* _Your task_: Find every line in the records that holds the string "then". Copy each one.

* _Given records_:
________________
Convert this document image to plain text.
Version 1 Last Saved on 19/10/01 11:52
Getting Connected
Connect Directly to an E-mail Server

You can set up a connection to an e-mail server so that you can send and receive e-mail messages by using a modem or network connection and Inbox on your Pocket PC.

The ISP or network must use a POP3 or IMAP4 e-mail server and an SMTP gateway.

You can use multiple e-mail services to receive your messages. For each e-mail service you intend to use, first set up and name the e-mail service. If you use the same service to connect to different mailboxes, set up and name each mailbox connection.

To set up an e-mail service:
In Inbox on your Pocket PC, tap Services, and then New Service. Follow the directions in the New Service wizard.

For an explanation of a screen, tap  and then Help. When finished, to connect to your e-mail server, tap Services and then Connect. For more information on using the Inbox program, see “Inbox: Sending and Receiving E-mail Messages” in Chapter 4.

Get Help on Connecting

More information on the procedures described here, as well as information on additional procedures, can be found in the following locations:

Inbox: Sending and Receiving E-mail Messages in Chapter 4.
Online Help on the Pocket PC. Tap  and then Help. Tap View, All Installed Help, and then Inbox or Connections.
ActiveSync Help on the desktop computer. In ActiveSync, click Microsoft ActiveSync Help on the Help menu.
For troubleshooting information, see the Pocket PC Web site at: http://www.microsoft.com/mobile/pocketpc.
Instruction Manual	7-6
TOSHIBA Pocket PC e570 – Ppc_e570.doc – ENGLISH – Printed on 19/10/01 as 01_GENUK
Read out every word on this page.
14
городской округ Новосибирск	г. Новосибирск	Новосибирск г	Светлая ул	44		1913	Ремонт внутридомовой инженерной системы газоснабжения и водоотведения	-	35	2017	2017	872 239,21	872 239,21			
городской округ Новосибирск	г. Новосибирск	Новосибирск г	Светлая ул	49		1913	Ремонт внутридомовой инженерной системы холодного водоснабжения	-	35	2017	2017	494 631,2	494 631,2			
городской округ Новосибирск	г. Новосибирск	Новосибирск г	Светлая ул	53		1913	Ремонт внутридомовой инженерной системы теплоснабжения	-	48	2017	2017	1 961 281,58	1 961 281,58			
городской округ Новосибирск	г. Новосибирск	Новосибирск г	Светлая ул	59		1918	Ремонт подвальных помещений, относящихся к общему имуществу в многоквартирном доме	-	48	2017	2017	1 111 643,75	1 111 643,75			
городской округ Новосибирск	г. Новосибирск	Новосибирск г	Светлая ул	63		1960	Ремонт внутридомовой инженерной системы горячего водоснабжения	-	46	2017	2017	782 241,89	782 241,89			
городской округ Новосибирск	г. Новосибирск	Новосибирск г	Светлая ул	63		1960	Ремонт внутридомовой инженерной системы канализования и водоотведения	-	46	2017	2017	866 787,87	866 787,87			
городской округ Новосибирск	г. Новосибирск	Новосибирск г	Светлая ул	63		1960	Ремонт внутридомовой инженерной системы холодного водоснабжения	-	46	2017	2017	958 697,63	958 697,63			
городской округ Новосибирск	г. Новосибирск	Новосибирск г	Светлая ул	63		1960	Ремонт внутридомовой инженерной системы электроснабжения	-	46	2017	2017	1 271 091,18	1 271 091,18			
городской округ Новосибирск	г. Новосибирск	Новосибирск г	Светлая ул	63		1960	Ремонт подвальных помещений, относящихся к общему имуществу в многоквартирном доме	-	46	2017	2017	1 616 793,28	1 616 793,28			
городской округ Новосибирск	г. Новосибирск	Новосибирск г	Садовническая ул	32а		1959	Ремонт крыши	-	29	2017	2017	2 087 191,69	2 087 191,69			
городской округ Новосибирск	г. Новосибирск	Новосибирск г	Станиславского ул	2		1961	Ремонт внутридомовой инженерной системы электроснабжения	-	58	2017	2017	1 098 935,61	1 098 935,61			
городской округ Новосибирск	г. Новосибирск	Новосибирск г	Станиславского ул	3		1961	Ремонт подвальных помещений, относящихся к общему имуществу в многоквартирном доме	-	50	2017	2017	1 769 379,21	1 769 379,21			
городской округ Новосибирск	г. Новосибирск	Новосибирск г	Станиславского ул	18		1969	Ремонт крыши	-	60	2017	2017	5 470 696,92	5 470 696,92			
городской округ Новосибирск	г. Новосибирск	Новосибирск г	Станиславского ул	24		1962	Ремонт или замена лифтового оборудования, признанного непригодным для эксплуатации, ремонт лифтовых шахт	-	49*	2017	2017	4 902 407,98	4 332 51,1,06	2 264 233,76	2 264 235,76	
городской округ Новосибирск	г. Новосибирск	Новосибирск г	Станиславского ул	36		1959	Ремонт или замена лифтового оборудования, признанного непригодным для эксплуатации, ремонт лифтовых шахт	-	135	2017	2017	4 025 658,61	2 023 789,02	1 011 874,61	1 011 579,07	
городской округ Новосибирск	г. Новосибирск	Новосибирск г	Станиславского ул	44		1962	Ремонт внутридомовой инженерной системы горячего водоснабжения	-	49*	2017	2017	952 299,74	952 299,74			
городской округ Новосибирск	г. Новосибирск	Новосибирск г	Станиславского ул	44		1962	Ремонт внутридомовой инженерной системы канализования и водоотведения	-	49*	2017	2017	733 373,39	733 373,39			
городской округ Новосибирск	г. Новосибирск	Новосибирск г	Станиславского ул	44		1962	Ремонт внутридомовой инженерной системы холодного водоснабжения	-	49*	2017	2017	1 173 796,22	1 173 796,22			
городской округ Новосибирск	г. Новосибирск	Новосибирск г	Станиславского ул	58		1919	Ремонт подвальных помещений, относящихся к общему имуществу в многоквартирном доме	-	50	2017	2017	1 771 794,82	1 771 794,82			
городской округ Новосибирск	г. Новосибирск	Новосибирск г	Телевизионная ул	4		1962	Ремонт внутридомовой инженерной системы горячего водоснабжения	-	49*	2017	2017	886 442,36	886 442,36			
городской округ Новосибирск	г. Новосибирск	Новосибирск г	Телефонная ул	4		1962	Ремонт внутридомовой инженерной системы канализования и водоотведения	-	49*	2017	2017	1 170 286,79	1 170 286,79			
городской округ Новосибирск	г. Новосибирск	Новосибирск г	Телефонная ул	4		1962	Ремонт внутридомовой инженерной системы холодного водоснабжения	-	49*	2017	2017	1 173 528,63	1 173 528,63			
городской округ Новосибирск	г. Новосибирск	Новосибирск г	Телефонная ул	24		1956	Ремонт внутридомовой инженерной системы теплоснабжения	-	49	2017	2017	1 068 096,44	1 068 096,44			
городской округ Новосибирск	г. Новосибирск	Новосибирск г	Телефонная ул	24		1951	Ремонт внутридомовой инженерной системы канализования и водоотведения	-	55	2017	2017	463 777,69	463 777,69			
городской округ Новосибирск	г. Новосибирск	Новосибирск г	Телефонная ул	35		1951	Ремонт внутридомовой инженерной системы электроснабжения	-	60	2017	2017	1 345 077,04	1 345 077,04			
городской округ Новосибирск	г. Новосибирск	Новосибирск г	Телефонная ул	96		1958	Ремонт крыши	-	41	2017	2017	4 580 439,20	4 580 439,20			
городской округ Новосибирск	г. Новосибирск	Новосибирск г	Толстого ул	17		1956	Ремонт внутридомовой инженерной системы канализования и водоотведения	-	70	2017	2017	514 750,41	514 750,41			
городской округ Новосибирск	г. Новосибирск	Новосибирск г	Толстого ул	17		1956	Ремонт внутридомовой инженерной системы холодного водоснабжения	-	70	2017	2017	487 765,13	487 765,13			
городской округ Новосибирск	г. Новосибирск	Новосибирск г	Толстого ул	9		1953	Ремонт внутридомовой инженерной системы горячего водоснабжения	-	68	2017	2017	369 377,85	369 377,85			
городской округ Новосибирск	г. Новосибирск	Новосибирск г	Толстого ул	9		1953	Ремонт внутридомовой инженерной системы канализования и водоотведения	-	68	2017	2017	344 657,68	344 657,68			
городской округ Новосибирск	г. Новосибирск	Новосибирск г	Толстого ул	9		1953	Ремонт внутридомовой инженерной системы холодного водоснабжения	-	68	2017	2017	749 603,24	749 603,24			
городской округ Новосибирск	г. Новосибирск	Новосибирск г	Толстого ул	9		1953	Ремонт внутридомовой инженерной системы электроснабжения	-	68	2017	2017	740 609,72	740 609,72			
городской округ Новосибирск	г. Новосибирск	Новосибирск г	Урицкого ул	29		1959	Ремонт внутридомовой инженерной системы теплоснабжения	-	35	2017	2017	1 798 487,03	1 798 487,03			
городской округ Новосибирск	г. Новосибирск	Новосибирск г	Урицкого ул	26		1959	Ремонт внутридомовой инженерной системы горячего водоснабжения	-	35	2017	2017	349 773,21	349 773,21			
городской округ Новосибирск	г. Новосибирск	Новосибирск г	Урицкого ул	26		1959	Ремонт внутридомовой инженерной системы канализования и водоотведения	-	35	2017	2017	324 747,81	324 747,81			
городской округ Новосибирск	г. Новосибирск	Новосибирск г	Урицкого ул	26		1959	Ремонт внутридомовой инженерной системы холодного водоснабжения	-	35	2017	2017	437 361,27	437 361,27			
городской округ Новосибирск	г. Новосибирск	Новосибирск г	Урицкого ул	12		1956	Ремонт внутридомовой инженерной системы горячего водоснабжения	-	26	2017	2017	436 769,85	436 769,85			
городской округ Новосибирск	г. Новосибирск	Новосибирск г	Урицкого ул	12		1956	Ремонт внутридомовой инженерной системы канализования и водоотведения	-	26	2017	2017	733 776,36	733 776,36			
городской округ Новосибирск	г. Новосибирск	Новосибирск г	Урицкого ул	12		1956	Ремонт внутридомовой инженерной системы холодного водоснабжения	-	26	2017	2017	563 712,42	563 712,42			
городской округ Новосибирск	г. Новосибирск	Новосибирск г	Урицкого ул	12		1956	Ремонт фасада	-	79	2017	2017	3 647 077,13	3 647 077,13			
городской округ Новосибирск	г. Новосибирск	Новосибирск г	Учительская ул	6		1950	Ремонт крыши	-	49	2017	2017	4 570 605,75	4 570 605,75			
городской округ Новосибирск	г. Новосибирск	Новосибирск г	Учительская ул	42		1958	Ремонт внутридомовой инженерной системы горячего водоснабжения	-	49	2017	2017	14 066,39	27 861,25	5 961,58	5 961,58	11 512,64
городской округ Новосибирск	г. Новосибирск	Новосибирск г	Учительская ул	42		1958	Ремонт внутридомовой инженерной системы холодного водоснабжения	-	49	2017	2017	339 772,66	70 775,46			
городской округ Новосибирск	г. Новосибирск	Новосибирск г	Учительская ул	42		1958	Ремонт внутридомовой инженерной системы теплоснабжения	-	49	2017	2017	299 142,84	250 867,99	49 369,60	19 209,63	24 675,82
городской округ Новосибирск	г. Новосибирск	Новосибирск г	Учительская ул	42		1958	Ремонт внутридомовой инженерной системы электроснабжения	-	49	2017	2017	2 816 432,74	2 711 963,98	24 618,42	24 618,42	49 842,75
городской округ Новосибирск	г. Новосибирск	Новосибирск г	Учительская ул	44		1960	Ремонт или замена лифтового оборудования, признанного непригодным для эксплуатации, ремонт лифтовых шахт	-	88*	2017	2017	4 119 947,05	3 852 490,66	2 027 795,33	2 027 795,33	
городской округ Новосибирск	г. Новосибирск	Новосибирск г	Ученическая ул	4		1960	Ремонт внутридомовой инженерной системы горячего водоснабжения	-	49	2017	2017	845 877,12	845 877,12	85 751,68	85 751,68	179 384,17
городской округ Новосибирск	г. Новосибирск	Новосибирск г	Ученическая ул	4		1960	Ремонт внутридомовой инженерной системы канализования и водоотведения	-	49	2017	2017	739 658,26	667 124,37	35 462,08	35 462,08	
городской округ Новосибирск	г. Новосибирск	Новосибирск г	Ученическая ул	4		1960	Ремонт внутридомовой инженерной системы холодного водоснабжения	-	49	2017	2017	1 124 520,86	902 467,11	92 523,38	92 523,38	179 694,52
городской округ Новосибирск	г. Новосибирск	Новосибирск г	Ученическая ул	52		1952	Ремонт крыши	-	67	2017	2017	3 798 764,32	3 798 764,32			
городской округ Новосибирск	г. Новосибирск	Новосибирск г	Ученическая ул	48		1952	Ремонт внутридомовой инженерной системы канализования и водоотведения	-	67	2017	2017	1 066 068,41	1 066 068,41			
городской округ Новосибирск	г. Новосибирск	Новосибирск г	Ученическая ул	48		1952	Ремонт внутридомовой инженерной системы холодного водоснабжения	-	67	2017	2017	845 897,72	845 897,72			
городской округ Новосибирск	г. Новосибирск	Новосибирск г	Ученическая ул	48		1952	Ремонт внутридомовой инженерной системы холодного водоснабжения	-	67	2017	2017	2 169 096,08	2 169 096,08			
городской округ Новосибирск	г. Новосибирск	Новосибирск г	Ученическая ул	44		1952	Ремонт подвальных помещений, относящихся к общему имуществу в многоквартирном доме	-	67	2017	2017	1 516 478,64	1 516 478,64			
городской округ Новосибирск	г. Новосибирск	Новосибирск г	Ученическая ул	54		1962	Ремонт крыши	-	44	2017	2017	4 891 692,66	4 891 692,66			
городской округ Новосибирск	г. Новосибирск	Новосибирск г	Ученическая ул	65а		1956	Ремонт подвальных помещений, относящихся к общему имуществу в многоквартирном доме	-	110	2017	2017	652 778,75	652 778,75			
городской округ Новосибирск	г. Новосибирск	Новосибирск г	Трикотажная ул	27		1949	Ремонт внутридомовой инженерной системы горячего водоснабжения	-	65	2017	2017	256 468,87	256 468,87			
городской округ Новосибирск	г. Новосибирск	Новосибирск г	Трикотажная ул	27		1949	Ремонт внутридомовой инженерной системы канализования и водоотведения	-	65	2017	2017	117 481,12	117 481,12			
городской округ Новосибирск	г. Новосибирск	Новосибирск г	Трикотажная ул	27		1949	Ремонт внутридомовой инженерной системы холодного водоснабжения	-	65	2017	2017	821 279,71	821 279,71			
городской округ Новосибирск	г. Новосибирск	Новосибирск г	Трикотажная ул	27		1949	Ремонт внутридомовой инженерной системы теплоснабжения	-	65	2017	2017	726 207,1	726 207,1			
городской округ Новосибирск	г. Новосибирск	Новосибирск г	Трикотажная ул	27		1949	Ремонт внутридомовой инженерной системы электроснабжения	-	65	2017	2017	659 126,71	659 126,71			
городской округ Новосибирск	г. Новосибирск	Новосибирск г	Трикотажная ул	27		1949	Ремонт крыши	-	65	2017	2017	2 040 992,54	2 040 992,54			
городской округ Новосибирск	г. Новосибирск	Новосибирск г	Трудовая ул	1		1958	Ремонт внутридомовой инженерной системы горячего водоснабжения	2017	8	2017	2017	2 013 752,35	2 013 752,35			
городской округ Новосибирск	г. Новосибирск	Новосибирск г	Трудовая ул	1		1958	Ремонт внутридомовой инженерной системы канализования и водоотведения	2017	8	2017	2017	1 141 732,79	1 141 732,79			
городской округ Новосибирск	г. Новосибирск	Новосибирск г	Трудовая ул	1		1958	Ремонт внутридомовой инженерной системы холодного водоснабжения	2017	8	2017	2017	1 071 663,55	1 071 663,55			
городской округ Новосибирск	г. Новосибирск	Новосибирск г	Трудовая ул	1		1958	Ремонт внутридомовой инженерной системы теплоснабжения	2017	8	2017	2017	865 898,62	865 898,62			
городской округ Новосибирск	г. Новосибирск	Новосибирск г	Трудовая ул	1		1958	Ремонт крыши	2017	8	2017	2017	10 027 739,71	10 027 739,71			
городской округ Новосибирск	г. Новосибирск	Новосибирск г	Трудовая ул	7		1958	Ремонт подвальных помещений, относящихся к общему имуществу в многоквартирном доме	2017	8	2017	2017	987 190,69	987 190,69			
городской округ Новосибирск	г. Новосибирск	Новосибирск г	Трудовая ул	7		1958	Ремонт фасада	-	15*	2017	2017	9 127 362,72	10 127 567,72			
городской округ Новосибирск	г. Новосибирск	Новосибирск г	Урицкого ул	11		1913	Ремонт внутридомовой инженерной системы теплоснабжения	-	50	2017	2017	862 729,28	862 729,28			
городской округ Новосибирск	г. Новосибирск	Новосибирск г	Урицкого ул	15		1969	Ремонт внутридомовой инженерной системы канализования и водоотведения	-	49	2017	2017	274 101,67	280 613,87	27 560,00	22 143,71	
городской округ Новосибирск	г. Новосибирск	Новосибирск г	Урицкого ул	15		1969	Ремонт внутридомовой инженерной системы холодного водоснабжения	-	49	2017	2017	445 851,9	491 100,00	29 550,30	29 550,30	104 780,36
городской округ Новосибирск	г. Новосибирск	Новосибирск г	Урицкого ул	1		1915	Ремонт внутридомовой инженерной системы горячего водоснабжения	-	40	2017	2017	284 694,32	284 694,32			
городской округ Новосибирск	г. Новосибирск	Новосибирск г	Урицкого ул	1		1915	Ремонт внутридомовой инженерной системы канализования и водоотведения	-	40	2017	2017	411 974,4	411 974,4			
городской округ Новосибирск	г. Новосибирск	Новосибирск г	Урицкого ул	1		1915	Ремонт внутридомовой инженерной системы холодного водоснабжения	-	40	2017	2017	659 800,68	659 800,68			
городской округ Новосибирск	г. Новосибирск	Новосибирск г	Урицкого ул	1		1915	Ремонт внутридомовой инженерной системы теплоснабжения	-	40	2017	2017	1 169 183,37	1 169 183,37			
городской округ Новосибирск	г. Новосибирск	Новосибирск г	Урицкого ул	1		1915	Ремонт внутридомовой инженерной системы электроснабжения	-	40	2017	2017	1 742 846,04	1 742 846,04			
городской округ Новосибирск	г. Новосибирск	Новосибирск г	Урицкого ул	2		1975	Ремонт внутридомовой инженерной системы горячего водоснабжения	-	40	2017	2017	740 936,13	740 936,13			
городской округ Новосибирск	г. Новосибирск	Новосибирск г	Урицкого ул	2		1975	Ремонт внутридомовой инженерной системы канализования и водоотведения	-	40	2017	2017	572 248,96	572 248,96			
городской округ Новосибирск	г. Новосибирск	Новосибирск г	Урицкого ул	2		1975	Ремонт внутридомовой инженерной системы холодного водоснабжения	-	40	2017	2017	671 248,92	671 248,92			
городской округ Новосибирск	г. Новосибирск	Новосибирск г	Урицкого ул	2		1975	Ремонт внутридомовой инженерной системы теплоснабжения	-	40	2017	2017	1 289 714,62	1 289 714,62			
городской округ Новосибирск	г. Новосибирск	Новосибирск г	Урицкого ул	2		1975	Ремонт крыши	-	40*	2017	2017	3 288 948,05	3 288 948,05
________________
* _Task output_:
In Inbox on your Pocket PC, tap Services, and then New Service. Follow the directions in the New Service wizard.
For an explanation of a screen, tap  and then Help. When finished, to connect to your e-mail server, tap Services and then Connect. For more information on using the Inbox program, see “Inbox: Sending and Receiving E-mail Messages” in Chapter 4.
Online Help on the Pocket PC. Tap  and then Help. Tap View, All Installed Help, and then Inbox or Connections.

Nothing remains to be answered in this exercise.